::: DATASET RECORDS :::

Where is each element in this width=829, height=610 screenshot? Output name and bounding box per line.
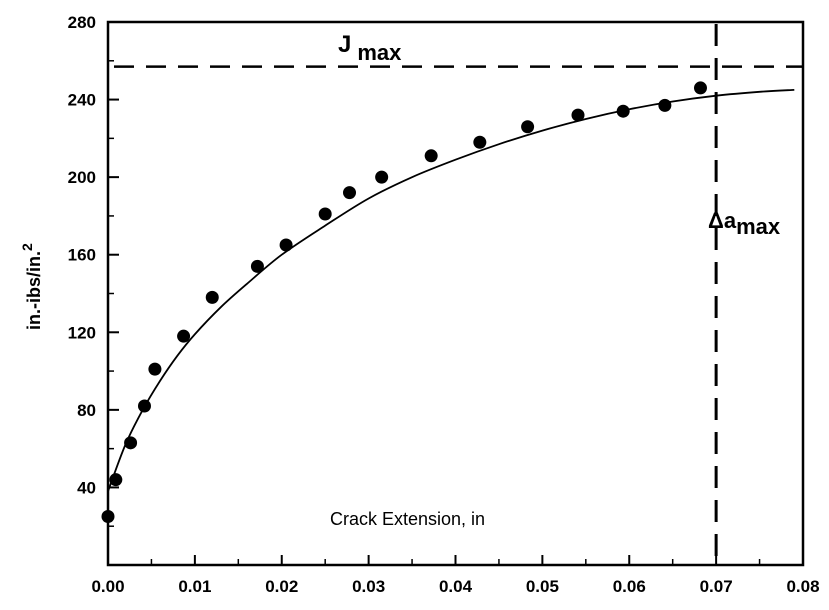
x-tick-label: 0.06 — [613, 577, 646, 596]
data-point — [521, 120, 535, 134]
fit-curve — [107, 88, 795, 492]
data-points — [101, 81, 707, 524]
data-point — [473, 135, 487, 149]
x-tick-label: 0.00 — [91, 577, 124, 596]
y-tick-label: 120 — [68, 323, 96, 342]
axis-ticks — [107, 21, 804, 565]
y-tick-label: 160 — [68, 246, 96, 265]
amax-label: Δamax — [708, 208, 781, 239]
x-tick-label: 0.01 — [178, 577, 211, 596]
data-point — [616, 104, 630, 118]
reference-lines — [114, 24, 803, 565]
y-tick-label: 40 — [77, 478, 96, 497]
svg-text:in.-ibs/in.2: in.-ibs/in.2 — [19, 243, 44, 330]
data-point — [693, 81, 707, 95]
data-point — [658, 98, 672, 112]
x-tick-label: 0.03 — [352, 577, 385, 596]
x-tick-label: 0.08 — [786, 577, 819, 596]
data-point — [571, 108, 585, 122]
tick-labels: 0.00 0.01 0.02 0.03 0.04 0.05 0.06 0.07 0.08 40 80… — [68, 13, 820, 596]
jmax-label-main: J — [338, 31, 351, 58]
data-point — [205, 290, 219, 304]
y-axis-title-text: in.-ibs/in. — [24, 251, 44, 330]
data-point — [279, 238, 293, 252]
y-tick-label: 80 — [77, 401, 96, 420]
data-point — [375, 170, 389, 184]
data-point — [124, 436, 138, 450]
x-tick-label: 0.05 — [526, 577, 559, 596]
amax-label-sub: max — [736, 214, 781, 239]
y-tick-label: 280 — [68, 13, 96, 32]
data-point — [318, 207, 332, 221]
x-tick-label: 0.02 — [265, 577, 298, 596]
data-point — [137, 399, 151, 413]
data-point — [101, 510, 115, 524]
data-point — [343, 186, 357, 200]
amax-label-main: Δa — [708, 208, 737, 233]
y-tick-label: 240 — [68, 91, 96, 110]
y-axis-title: in.-ibs/in.2 — [19, 243, 44, 330]
data-point — [148, 362, 162, 376]
y-axis-title-superscript: 2 — [19, 243, 35, 251]
data-point — [250, 259, 264, 273]
y-tick-label: 200 — [68, 168, 96, 187]
data-point — [177, 329, 191, 343]
x-tick-label: 0.07 — [700, 577, 733, 596]
jmax-label-sub: max — [357, 40, 402, 65]
data-point — [109, 473, 123, 487]
x-axis-label: Crack Extension, in — [330, 509, 485, 529]
x-tick-label: 0.04 — [439, 577, 473, 596]
fit-curve-group — [107, 88, 795, 492]
data-point — [424, 149, 438, 163]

:::

__STATED PROBLEM__:
Copy every entry above word for word, omitting the pictures.

__EXPECTED ANSWER__:
Where is each element in this width=829, height=610 screenshot? Output name and bounding box per line.
x-tick-label: 0.06 — [613, 577, 646, 596]
data-point — [521, 120, 535, 134]
fit-curve — [107, 88, 795, 492]
data-points — [101, 81, 707, 524]
data-point — [473, 135, 487, 149]
x-tick-label: 0.00 — [91, 577, 124, 596]
y-tick-label: 120 — [68, 323, 96, 342]
axis-ticks — [107, 21, 804, 565]
y-tick-label: 160 — [68, 246, 96, 265]
amax-label: Δamax — [708, 208, 781, 239]
x-tick-label: 0.01 — [178, 577, 211, 596]
data-point — [616, 104, 630, 118]
reference-lines — [114, 24, 803, 565]
y-tick-label: 40 — [77, 478, 96, 497]
svg-text:in.-ibs/in.2: in.-ibs/in.2 — [19, 243, 44, 330]
data-point — [693, 81, 707, 95]
data-point — [658, 98, 672, 112]
x-tick-label: 0.03 — [352, 577, 385, 596]
x-tick-label: 0.08 — [786, 577, 819, 596]
data-point — [571, 108, 585, 122]
tick-labels: 0.00 0.01 0.02 0.03 0.04 0.05 0.06 0.07 0.08 40 80… — [68, 13, 820, 596]
jmax-label-main: J — [338, 31, 351, 58]
data-point — [205, 290, 219, 304]
y-axis-title-text: in.-ibs/in. — [24, 251, 44, 330]
data-point — [279, 238, 293, 252]
y-tick-label: 80 — [77, 401, 96, 420]
data-point — [375, 170, 389, 184]
data-point — [124, 436, 138, 450]
x-tick-label: 0.05 — [526, 577, 559, 596]
amax-label-sub: max — [736, 214, 781, 239]
y-tick-label: 280 — [68, 13, 96, 32]
data-point — [318, 207, 332, 221]
x-tick-label: 0.02 — [265, 577, 298, 596]
data-point — [137, 399, 151, 413]
data-point — [101, 510, 115, 524]
data-point — [343, 186, 357, 200]
amax-label-main: Δa — [708, 208, 737, 233]
y-tick-label: 240 — [68, 91, 96, 110]
y-axis-title: in.-ibs/in.2 — [19, 243, 44, 330]
data-point — [148, 362, 162, 376]
y-axis-title-superscript: 2 — [19, 243, 35, 251]
data-point — [250, 259, 264, 273]
y-tick-label: 200 — [68, 168, 96, 187]
data-point — [177, 329, 191, 343]
x-tick-label: 0.07 — [700, 577, 733, 596]
jmax-label-sub: max — [357, 40, 402, 65]
data-point — [109, 473, 123, 487]
x-axis-label: Crack Extension, in — [330, 509, 485, 529]
x-tick-label: 0.04 — [439, 577, 473, 596]
fit-curve-group — [107, 88, 795, 492]
data-point — [424, 149, 438, 163]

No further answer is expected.